*INSTRUCTION*
The records below must be written out exactly, with every picture left behind.

Records from a collection:
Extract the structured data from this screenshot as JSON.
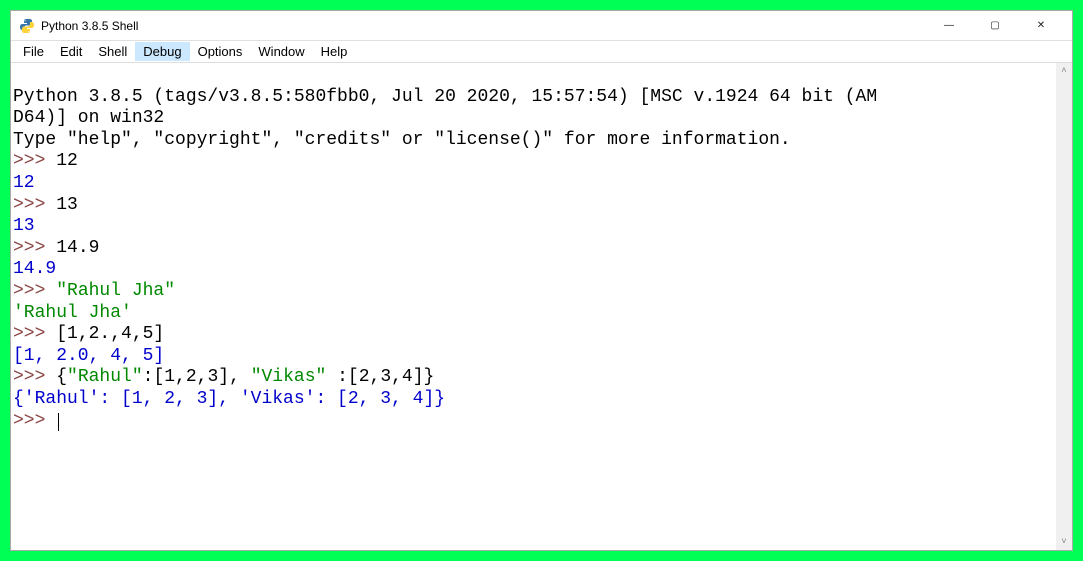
{
  "window": {
    "title": "Python 3.8.5 Shell"
  },
  "winControls": {
    "minimize": "—",
    "maximize": "▢",
    "close": "✕"
  },
  "menu": {
    "file": "File",
    "edit": "Edit",
    "shell": "Shell",
    "debug": "Debug",
    "options": "Options",
    "window": "Window",
    "help": "Help"
  },
  "shell": {
    "banner1": "Python 3.8.5 (tags/v3.8.5:580fbb0, Jul 20 2020, 15:57:54) [MSC v.1924 64 bit (AM",
    "banner2": "D64)] on win32",
    "banner3": "Type \"help\", \"copyright\", \"credits\" or \"license()\" for more information.",
    "prompt": ">>> ",
    "in1": "12",
    "out1": "12",
    "in2": "13",
    "out2": "13",
    "in3": "14.9",
    "out3": "14.9",
    "in4": "\"Rahul Jha\"",
    "out4": "'Rahul Jha'",
    "in5": "[1,2.,4,5]",
    "out5": "[1, 2.0, 4, 5]",
    "in6a": "{",
    "in6b": "\"Rahul\"",
    "in6c": ":[1,2,3], ",
    "in6d": "\"Vikas\"",
    "in6e": " :[2,3,4]}",
    "out6": "{'Rahul': [1, 2, 3], 'Vikas': [2, 3, 4]}"
  },
  "scroll": {
    "up": "˄",
    "down": "˅"
  }
}
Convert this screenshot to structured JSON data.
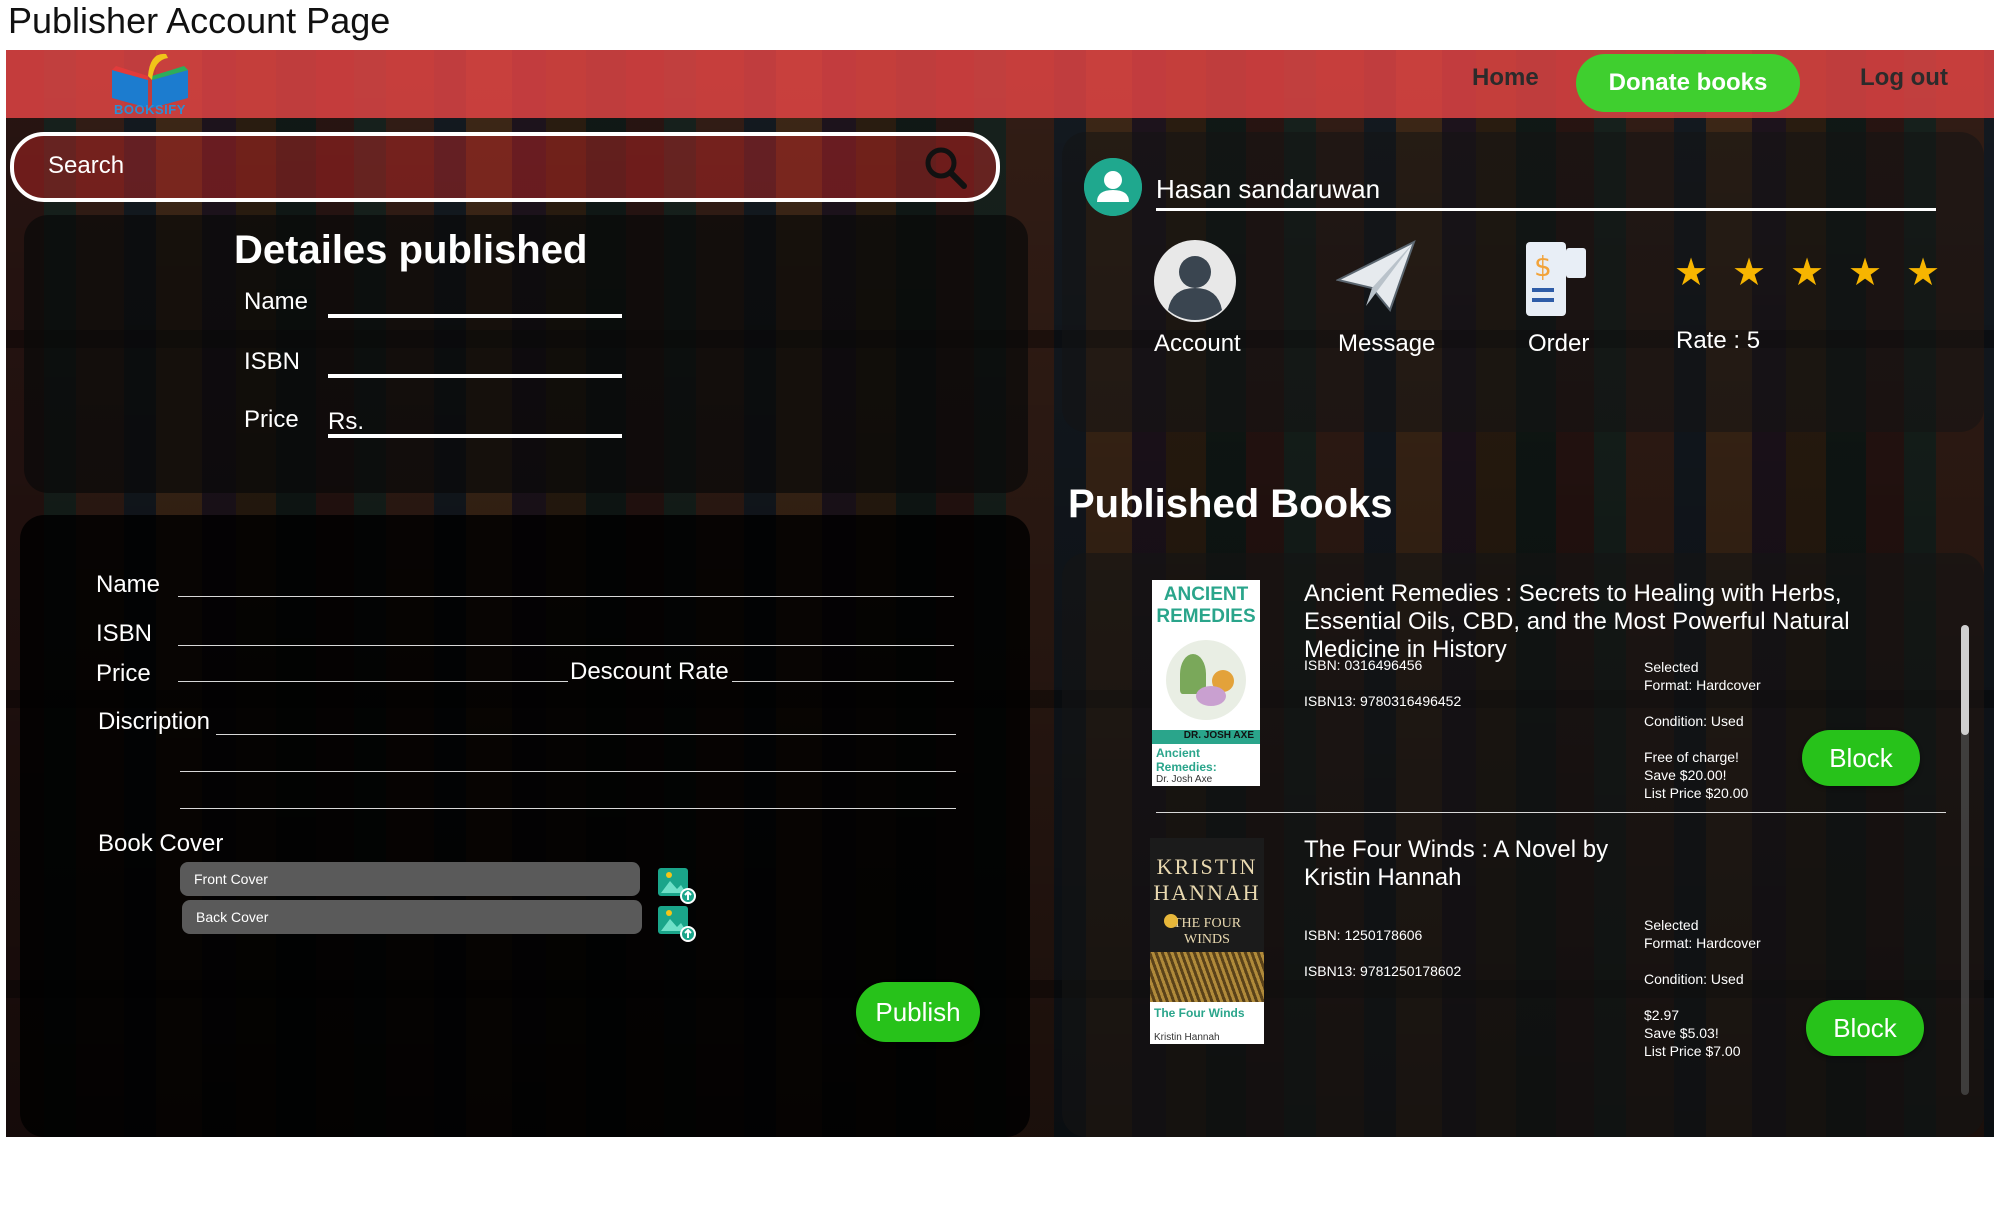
{
  "page_title": "Publisher Account Page",
  "header": {
    "logo_text": "BOOKSIFY",
    "nav": {
      "home": "Home",
      "donate": "Donate books",
      "logout": "Log out"
    }
  },
  "search": {
    "placeholder": "Search"
  },
  "details": {
    "title": "Detailes published",
    "name_label": "Name",
    "isbn_label": "ISBN",
    "price_label": "Price",
    "price_prefix": "Rs."
  },
  "form": {
    "name_label": "Name",
    "isbn_label": "ISBN",
    "price_label": "Price",
    "discount_label": "Descount Rate",
    "description_label": "Discription",
    "book_cover_label": "Book Cover",
    "front_cover": "Front Cover",
    "back_cover": "Back Cover",
    "publish_button": "Publish"
  },
  "profile": {
    "user_name": "Hasan sandaruwan",
    "actions": {
      "account": "Account",
      "message": "Message",
      "order": "Order"
    },
    "rating_stars": 5,
    "rate_text": "Rate : 5"
  },
  "published": {
    "title": "Published Books",
    "books": [
      {
        "title": "Ancient Remedies : Secrets to Healing with Herbs, Essential Oils, CBD, and the Most Powerful Natural Medicine in History",
        "isbn": "ISBN: 0316496456",
        "isbn13": "ISBN13: 9780316496452",
        "selected": "Selected",
        "format": "Format: Hardcover",
        "condition": "Condition: Used",
        "price": "Free of charge!",
        "save": "Save $20.00!",
        "list_price": "List Price $20.00",
        "cover_title": "ANCIENT REMEDIES",
        "cover_author": "DR. JOSH AXE",
        "cover_sub": "Ancient Remedies:",
        "cover_sub2": "Dr. Josh Axe",
        "block_button": "Block"
      },
      {
        "title": "The Four Winds : A Novel by Kristin Hannah",
        "isbn": "ISBN: 1250178606",
        "isbn13": "ISBN13: 9781250178602",
        "selected": "Selected",
        "format": "Format: Hardcover",
        "condition": "Condition: Used",
        "price": "$2.97",
        "save": "Save $5.03!",
        "list_price": "List Price $7.00",
        "cover_author": "KRISTIN HANNAH",
        "cover_title": "THE FOUR WINDS",
        "cover_sub": "The Four Winds",
        "cover_sub2": "Kristin Hannah",
        "block_button": "Block"
      }
    ]
  },
  "colors": {
    "header": "#e64646",
    "accent_green": "#27c21a",
    "star": "#f7b500"
  }
}
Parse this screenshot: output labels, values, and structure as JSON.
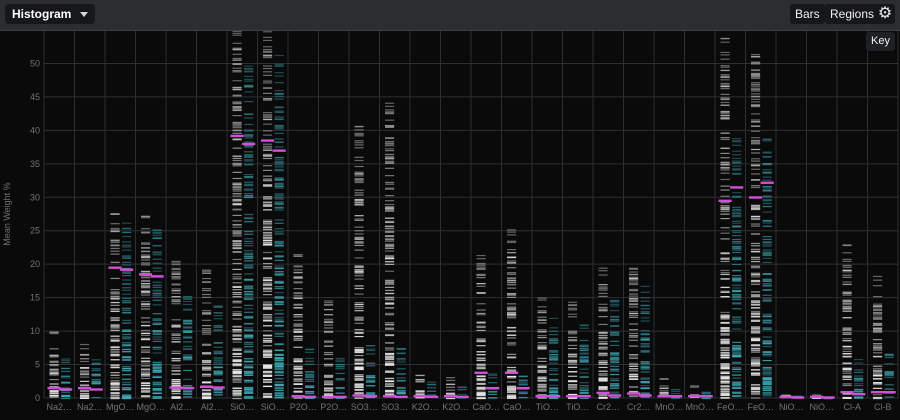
{
  "toolbar": {
    "view_label": "Histogram",
    "bars_label": "Bars",
    "regions_label": "Regions",
    "settings_icon": "gear-icon",
    "key_label": "Key"
  },
  "colors": {
    "background": "#0a0a0b",
    "toolbar": "#2b2d31",
    "grid": "#2c2f33",
    "strip_primary": "#e6e6e6",
    "strip_secondary": "#3fa6b3",
    "mean_marker": "#d24fd6"
  },
  "chart_data": {
    "type": "bar",
    "ylabel": "Mean Weight %",
    "ylim": [
      0,
      55
    ],
    "yticks": [
      0,
      5,
      10,
      15,
      20,
      25,
      30,
      35,
      40,
      45,
      50
    ],
    "grid": true,
    "categories": [
      "Na2…",
      "Na2…",
      "MgO…",
      "MgO…",
      "Al2…",
      "Al2…",
      "SiO…",
      "SiO…",
      "P2O…",
      "P2O…",
      "SO3…",
      "SO3…",
      "K2O…",
      "K2O…",
      "CaO…",
      "CaO…",
      "TiO…",
      "TiO…",
      "Cr2…",
      "Cr2…",
      "MnO…",
      "MnO…",
      "FeO…",
      "FeO…",
      "NiO…",
      "NiO…",
      "Cl-A",
      "Cl-B"
    ],
    "series": [
      {
        "values": [
          1.5,
          1.5,
          19.5,
          18.5,
          1.6,
          1.7,
          39.2,
          38.5,
          0.3,
          0.2,
          0.4,
          0.3,
          0.3,
          0.3,
          3.8,
          3.8,
          0.3,
          0.3,
          0.8,
          0.7,
          0.3,
          0.3,
          29.5,
          30.0,
          0.2,
          0.2,
          0.9,
          0.9
        ]
      },
      {
        "values": [
          1.3,
          1.3,
          19.2,
          18.2,
          1.5,
          1.6,
          38.0,
          37.0,
          0.2,
          0.2,
          0.3,
          0.2,
          0.2,
          0.2,
          1.5,
          1.5,
          0.3,
          0.3,
          0.4,
          0.4,
          0.3,
          0.3,
          31.5,
          32.2,
          0.1,
          0.1,
          0.6,
          0.9
        ]
      }
    ],
    "ranges": [
      [
        10.5,
        6.5
      ],
      [
        10.0,
        6.0
      ],
      [
        29.0,
        26.5
      ],
      [
        28.0,
        25.5
      ],
      [
        21.0,
        15.5
      ],
      [
        19.5,
        14.0
      ],
      [
        55,
        50
      ],
      [
        55,
        52
      ],
      [
        22.0,
        8.0
      ],
      [
        15.0,
        6.0
      ],
      [
        41.0,
        8.0
      ],
      [
        44.5,
        7.5
      ],
      [
        4.0,
        2.5
      ],
      [
        3.5,
        2.0
      ],
      [
        23.5,
        4.0
      ],
      [
        25.5,
        4.5
      ],
      [
        15.5,
        12.0
      ],
      [
        15.0,
        11.5
      ],
      [
        19.5,
        15.5
      ],
      [
        20.0,
        17.0
      ],
      [
        3.0,
        1.5
      ],
      [
        2.2,
        1.2
      ],
      [
        54.0,
        39.0
      ],
      [
        52.0,
        39.0
      ],
      [
        0.8,
        0.4
      ],
      [
        0.6,
        0.3
      ],
      [
        24.0,
        6.0
      ],
      [
        18.5,
        7.0
      ]
    ]
  }
}
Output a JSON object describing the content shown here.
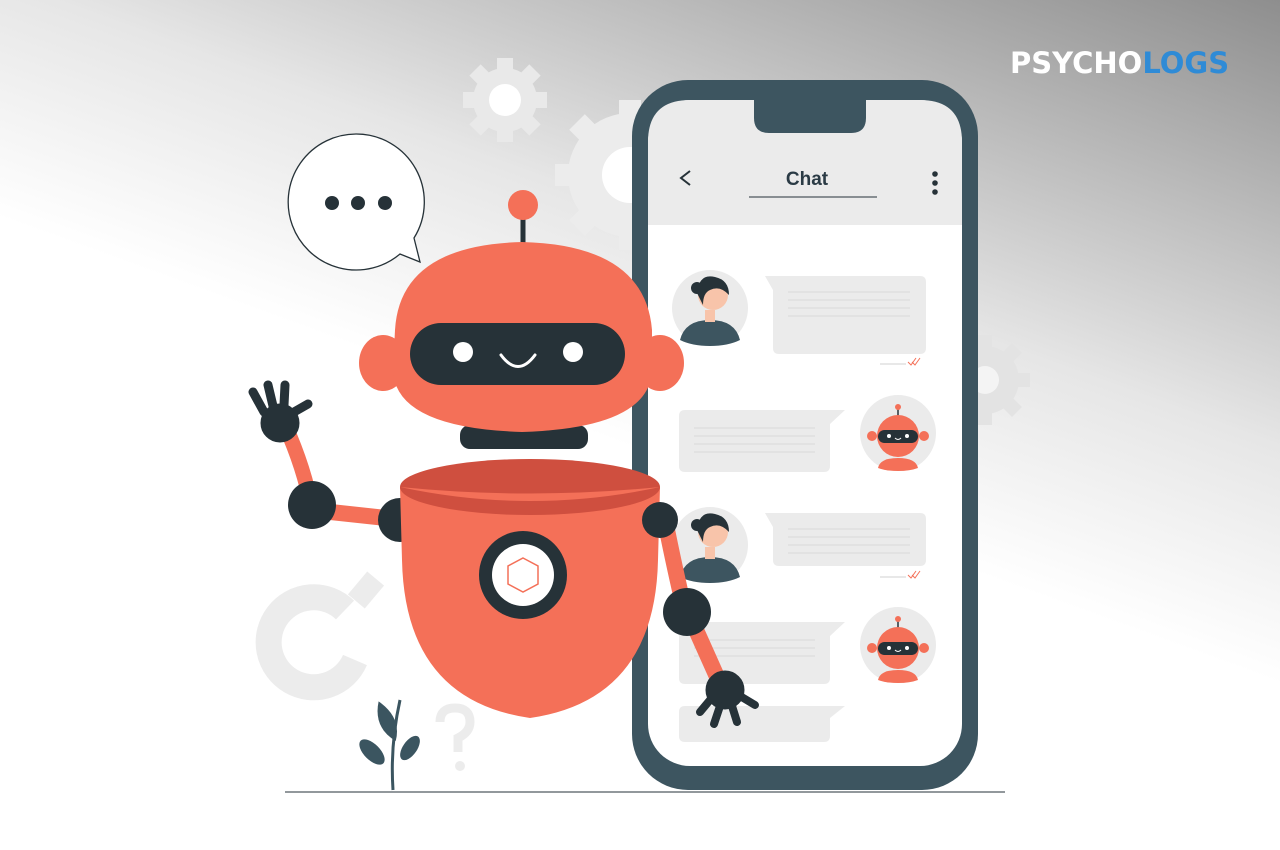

*THE COMPLETED TASK*
Extract the structured data from this screenshot as JSON.
{
  "window": {
    "title": "Python 3.8.5 Shell"
  },
  "winControls": {
    "minimize": "—",
    "maximize": "▢",
    "close": "✕"
  },
  "menu": {
    "file": "File",
    "edit": "Edit",
    "shell": "Shell",
    "debug": "Debug",
    "options": "Options",
    "window": "Window",
    "help": "Help"
  },
  "shell": {
    "banner1": "Python 3.8.5 (tags/v3.8.5:580fbb0, Jul 20 2020, 15:57:54) [MSC v.1924 64 bit (AM",
    "banner2": "D64)] on win32",
    "banner3": "Type \"help\", \"copyright\", \"credits\" or \"license()\" for more information.",
    "prompt": ">>> ",
    "in1": "12",
    "out1": "12",
    "in2": "13",
    "out2": "13",
    "in3": "14.9",
    "out3": "14.9",
    "in4": "\"Rahul Jha\"",
    "out4": "'Rahul Jha'",
    "in5": "[1,2.,4,5]",
    "out5": "[1, 2.0, 4, 5]",
    "in6a": "{",
    "in6b": "\"Rahul\"",
    "in6c": ":[1,2,3], ",
    "in6d": "\"Vikas\"",
    "in6e": " :[2,3,4]}",
    "out6": "{'Rahul': [1, 2, 3], 'Vikas': [2, 3, 4]}"
  },
  "scroll": {
    "up": "˄",
    "down": "˅"
  }
}
Convert this screenshot to structured JSON data.
{
  "page_title": "Publisher Account Page",
  "header": {
    "logo_text": "BOOKSIFY",
    "nav": {
      "home": "Home",
      "donate": "Donate books",
      "logout": "Log out"
    }
  },
  "search": {
    "placeholder": "Search"
  },
  "details": {
    "title": "Detailes published",
    "name_label": "Name",
    "isbn_label": "ISBN",
    "price_label": "Price",
    "price_prefix": "Rs."
  },
  "form": {
    "name_label": "Name",
    "isbn_label": "ISBN",
    "price_label": "Price",
    "discount_label": "Descount Rate",
    "description_label": "Discription",
    "book_cover_label": "Book Cover",
    "front_cover": "Front Cover",
    "back_cover": "Back Cover",
    "publish_button": "Publish"
  },
  "profile": {
    "user_name": "Hasan sandaruwan",
    "actions": {
      "account": "Account",
      "message": "Message",
      "order": "Order"
    },
    "rating_stars": 5,
    "rate_text": "Rate : 5"
  },
  "published": {
    "title": "Published Books",
    "books": [
      {
        "title": "Ancient Remedies : Secrets to Healing with Herbs, Essential Oils, CBD, and the Most Powerful Natural Medicine in History",
        "isbn": "ISBN: 0316496456",
        "isbn13": "ISBN13: 9780316496452",
        "selected": "Selected",
        "format": "Format: Hardcover",
        "condition": "Condition: Used",
        "price": "Free of charge!",
        "save": "Save $20.00!",
        "list_price": "List Price $20.00",
        "cover_title": "ANCIENT REMEDIES",
        "cover_author": "DR. JOSH AXE",
        "cover_sub": "Ancient Remedies:",
        "cover_sub2": "Dr. Josh Axe",
        "block_button": "Block"
      },
      {
        "title": "The Four Winds : A Novel by Kristin Hannah",
        "isbn": "ISBN: 1250178606",
        "isbn13": "ISBN13: 9781250178602",
        "selected": "Selected",
        "format": "Format: Hardcover",
        "condition": "Condition: Used",
        "price": "$2.97",
        "save": "Save $5.03!",
        "list_price": "List Price $7.00",
        "cover_author": "KRISTIN HANNAH",
        "cover_title": "THE FOUR WINDS",
        "cover_sub": "The Four Winds",
        "cover_sub2": "Kristin Hannah",
        "block_button": "Block"
      }
    ]
  },
  "colors": {
    "header": "#e64646",
    "accent_green": "#27c21a",
    "star": "#f7b500"
  }
}
Parse this screenshot: output labels, values, and structure as JSON.
{
  "toolbar": {
    "view_label": "Histogram",
    "bars_label": "Bars",
    "regions_label": "Regions",
    "settings_icon": "gear-icon",
    "key_label": "Key"
  },
  "colors": {
    "background": "#0a0a0b",
    "toolbar": "#2b2d31",
    "grid": "#2c2f33",
    "strip_primary": "#e6e6e6",
    "strip_secondary": "#3fa6b3",
    "mean_marker": "#d24fd6"
  },
  "chart_data": {
    "type": "bar",
    "ylabel": "Mean Weight %",
    "ylim": [
      0,
      55
    ],
    "yticks": [
      0,
      5,
      10,
      15,
      20,
      25,
      30,
      35,
      40,
      45,
      50
    ],
    "grid": true,
    "categories": [
      "Na2…",
      "Na2…",
      "MgO…",
      "MgO…",
      "Al2…",
      "Al2…",
      "SiO…",
      "SiO…",
      "P2O…",
      "P2O…",
      "SO3…",
      "SO3…",
      "K2O…",
      "K2O…",
      "CaO…",
      "CaO…",
      "TiO…",
      "TiO…",
      "Cr2…",
      "Cr2…",
      "MnO…",
      "MnO…",
      "FeO…",
      "FeO…",
      "NiO…",
      "NiO…",
      "Cl-A",
      "Cl-B"
    ],
    "series": [
      {
        "values": [
          1.5,
          1.5,
          19.5,
          18.5,
          1.6,
          1.7,
          39.2,
          38.5,
          0.3,
          0.2,
          0.4,
          0.3,
          0.3,
          0.3,
          3.8,
          3.8,
          0.3,
          0.3,
          0.8,
          0.7,
          0.3,
          0.3,
          29.5,
          30.0,
          0.2,
          0.2,
          0.9,
          0.9
        ]
      },
      {
        "values": [
          1.3,
          1.3,
          19.2,
          18.2,
          1.5,
          1.6,
          38.0,
          37.0,
          0.2,
          0.2,
          0.3,
          0.2,
          0.2,
          0.2,
          1.5,
          1.5,
          0.3,
          0.3,
          0.4,
          0.4,
          0.3,
          0.3,
          31.5,
          32.2,
          0.1,
          0.1,
          0.6,
          0.9
        ]
      }
    ],
    "ranges": [
      [
        10.5,
        6.5
      ],
      [
        10.0,
        6.0
      ],
      [
        29.0,
        26.5
      ],
      [
        28.0,
        25.5
      ],
      [
        21.0,
        15.5
      ],
      [
        19.5,
        14.0
      ],
      [
        55,
        50
      ],
      [
        55,
        52
      ],
      [
        22.0,
        8.0
      ],
      [
        15.0,
        6.0
      ],
      [
        41.0,
        8.0
      ],
      [
        44.5,
        7.5
      ],
      [
        4.0,
        2.5
      ],
      [
        3.5,
        2.0
      ],
      [
        23.5,
        4.0
      ],
      [
        25.5,
        4.5
      ],
      [
        15.5,
        12.0
      ],
      [
        15.0,
        11.5
      ],
      [
        19.5,
        15.5
      ],
      [
        20.0,
        17.0
      ],
      [
        3.0,
        1.5
      ],
      [
        2.2,
        1.2
      ],
      [
        54.0,
        39.0
      ],
      [
        52.0,
        39.0
      ],
      [
        0.8,
        0.4
      ],
      [
        0.6,
        0.3
      ],
      [
        24.0,
        6.0
      ],
      [
        18.5,
        7.0
      ]
    ]
  }
}
Output a JSON object describing the content shown here.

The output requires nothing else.